Wherever the string "Oceania" occurs in a line of these records, report that line.

═══ STORED DATA

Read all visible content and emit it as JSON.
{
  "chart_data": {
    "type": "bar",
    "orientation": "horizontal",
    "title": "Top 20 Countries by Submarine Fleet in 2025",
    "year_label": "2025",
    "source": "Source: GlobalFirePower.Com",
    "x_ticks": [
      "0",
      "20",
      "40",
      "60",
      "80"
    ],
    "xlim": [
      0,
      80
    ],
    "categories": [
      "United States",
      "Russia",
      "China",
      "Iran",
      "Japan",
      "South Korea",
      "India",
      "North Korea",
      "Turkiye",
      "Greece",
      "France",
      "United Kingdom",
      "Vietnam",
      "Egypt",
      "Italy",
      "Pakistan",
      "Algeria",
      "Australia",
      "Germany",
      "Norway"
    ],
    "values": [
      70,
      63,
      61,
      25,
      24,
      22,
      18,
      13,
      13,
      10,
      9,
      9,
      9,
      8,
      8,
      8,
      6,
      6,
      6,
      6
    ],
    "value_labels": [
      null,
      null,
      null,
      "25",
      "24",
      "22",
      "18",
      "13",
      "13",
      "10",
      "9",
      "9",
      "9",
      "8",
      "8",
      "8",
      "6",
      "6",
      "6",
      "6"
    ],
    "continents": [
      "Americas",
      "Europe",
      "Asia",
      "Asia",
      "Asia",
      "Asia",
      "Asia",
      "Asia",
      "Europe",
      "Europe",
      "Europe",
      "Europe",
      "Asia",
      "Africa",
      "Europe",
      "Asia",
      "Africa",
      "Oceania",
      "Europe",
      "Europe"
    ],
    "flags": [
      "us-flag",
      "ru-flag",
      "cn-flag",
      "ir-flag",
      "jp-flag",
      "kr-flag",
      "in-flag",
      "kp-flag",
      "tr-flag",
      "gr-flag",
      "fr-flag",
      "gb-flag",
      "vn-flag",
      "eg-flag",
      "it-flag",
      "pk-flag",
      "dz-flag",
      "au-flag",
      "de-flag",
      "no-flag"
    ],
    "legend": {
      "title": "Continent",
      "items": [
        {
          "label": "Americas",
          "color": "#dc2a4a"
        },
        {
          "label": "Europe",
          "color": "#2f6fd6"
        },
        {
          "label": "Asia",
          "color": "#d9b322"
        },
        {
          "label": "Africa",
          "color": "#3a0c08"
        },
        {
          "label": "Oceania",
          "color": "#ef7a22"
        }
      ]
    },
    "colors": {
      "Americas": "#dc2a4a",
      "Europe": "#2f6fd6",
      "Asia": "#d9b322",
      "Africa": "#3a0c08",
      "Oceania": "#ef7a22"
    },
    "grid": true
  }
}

══════

* _CORRECT RESPONSE_
      "Oceania",
          "label": "Oceania",
      "Oceania": "#ef7a22"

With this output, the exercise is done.